• [Problem requirements] Copy each line where the word "this" occurs.

• [Dataset excerpt]
══════════
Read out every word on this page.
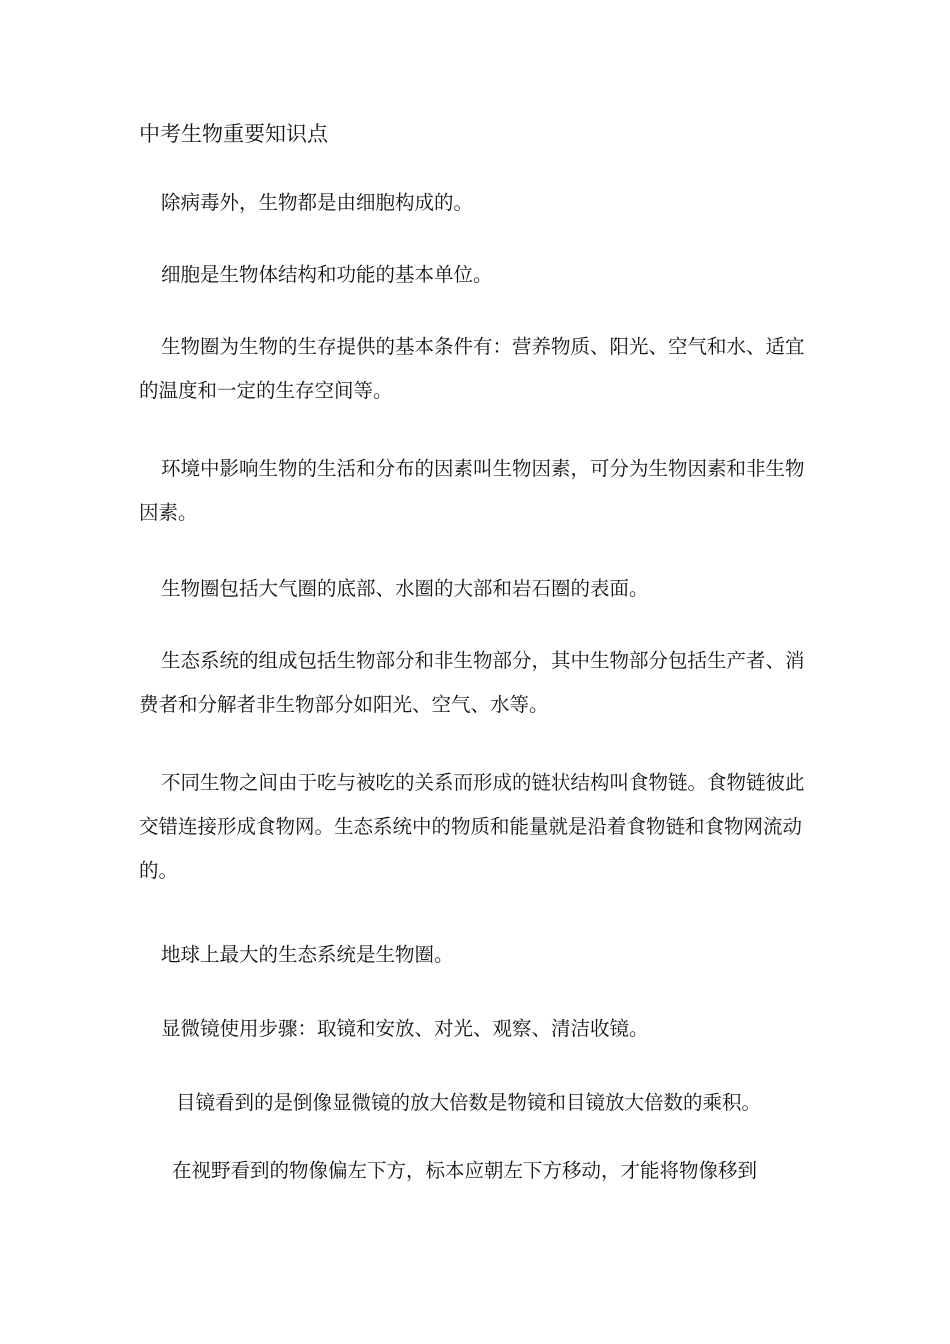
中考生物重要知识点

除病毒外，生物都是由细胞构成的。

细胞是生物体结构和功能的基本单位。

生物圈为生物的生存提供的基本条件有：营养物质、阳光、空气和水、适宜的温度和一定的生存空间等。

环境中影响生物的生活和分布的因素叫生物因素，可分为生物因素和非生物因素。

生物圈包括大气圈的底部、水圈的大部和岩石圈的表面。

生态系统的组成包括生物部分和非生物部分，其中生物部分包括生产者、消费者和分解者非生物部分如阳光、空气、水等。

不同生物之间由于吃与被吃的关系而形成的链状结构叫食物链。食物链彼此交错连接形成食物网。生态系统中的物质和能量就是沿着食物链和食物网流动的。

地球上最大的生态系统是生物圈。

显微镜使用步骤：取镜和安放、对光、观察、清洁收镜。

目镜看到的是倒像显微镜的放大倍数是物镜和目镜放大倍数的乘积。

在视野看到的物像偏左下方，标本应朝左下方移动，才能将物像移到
══════════
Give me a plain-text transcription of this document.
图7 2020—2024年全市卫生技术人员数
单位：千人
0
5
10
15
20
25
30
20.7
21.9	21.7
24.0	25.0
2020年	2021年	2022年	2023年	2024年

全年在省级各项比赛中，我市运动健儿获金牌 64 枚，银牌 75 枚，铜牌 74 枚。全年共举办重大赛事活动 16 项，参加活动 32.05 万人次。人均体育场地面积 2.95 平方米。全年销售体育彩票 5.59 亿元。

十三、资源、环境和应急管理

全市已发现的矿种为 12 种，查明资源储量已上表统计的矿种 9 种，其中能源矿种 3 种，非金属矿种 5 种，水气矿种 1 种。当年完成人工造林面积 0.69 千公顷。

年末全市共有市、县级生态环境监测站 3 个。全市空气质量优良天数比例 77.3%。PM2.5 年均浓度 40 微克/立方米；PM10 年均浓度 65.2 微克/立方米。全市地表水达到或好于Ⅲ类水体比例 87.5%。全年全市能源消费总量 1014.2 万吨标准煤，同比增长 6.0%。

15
══════════
• [Worked answer]
Read out every word on this page.
Give me a plain-text transcription of this document.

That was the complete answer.